GOAL
Copy each line of the records that contains the word "Vitality".

DATA TO PROCESS
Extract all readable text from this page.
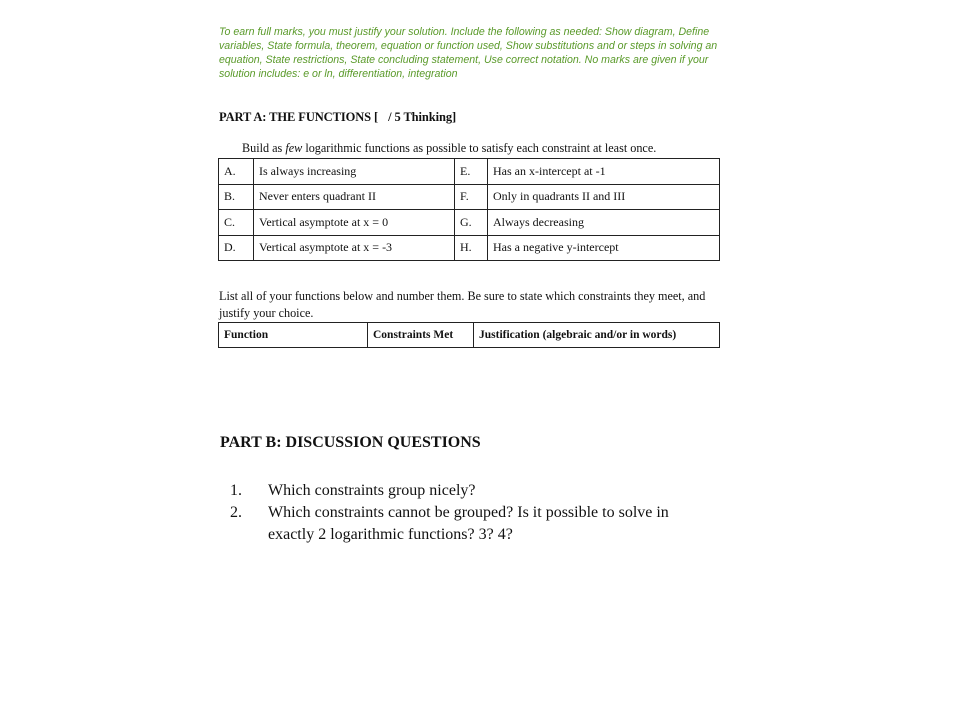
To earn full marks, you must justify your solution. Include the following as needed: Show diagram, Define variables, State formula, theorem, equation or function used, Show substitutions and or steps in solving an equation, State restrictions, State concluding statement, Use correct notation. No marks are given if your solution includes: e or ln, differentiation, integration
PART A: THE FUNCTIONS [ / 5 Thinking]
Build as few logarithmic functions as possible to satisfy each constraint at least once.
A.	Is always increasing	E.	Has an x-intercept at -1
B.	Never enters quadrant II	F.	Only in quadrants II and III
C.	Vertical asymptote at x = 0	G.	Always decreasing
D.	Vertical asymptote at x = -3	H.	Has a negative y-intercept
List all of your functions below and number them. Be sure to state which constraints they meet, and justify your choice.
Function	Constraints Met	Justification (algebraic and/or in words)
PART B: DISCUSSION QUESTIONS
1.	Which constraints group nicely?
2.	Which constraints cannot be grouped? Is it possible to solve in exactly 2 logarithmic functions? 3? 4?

==

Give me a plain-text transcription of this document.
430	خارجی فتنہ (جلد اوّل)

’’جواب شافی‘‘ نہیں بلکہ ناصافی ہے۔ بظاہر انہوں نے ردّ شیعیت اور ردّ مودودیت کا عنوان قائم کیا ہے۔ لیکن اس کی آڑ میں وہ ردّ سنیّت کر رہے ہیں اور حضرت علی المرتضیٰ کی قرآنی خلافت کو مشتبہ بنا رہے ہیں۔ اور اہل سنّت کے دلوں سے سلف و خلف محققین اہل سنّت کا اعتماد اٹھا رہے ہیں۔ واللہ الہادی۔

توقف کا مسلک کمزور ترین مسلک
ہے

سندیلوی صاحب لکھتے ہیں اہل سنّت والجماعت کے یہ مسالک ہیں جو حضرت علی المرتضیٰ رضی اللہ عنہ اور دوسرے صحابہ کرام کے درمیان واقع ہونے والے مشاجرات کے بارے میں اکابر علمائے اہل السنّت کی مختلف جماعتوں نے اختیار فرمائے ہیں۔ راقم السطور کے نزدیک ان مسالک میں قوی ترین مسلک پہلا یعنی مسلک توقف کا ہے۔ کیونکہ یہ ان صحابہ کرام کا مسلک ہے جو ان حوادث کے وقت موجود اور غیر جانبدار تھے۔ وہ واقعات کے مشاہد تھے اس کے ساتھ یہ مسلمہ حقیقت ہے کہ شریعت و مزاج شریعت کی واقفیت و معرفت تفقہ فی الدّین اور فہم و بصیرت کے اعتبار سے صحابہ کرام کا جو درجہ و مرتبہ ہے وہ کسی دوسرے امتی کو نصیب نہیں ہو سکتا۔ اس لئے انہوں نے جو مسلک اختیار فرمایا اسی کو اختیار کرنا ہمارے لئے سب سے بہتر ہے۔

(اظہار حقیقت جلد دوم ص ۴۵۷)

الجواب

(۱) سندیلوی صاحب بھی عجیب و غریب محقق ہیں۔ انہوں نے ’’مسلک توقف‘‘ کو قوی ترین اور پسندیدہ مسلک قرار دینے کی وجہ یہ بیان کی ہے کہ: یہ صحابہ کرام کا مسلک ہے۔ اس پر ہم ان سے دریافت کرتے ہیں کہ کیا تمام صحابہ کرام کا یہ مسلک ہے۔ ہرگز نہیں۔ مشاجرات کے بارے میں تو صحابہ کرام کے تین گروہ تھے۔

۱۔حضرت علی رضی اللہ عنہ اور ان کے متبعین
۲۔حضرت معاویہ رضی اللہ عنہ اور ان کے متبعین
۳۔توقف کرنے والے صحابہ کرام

==

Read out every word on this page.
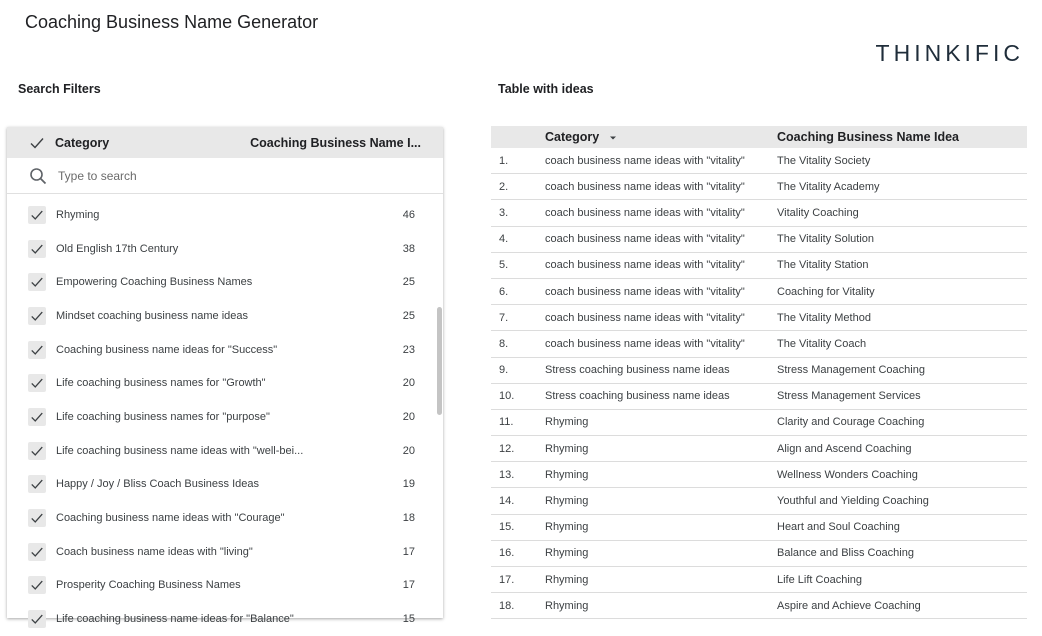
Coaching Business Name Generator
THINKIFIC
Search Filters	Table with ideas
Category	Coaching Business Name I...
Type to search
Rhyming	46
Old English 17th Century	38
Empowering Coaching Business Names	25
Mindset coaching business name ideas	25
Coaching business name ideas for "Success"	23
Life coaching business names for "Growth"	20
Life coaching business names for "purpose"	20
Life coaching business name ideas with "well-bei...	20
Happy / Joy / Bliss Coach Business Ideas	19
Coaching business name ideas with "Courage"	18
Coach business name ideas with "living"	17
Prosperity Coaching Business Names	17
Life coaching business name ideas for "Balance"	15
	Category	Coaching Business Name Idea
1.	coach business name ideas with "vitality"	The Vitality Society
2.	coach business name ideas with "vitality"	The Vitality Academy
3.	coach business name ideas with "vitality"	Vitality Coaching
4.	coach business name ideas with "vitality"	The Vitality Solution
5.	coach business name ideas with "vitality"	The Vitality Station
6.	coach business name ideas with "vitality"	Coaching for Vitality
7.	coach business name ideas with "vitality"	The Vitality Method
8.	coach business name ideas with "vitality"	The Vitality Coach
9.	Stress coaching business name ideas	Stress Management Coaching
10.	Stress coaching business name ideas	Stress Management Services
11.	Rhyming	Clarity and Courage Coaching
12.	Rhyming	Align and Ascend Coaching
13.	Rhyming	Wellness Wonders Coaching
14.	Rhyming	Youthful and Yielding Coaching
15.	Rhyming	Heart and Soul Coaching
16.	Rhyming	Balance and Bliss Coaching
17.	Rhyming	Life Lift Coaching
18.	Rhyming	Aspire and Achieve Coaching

OUTPUT FOR THIS TASK
1.	coach business name ideas with "vitality"	The Vitality Society
2.	coach business name ideas with "vitality"	The Vitality Academy
3.	coach business name ideas with "vitality"	Vitality Coaching
4.	coach business name ideas with "vitality"	The Vitality Solution
5.	coach business name ideas with "vitality"	The Vitality Station
6.	coach business name ideas with "vitality"	Coaching for Vitality
7.	coach business name ideas with "vitality"	The Vitality Method
8.	coach business name ideas with "vitality"	The Vitality Coach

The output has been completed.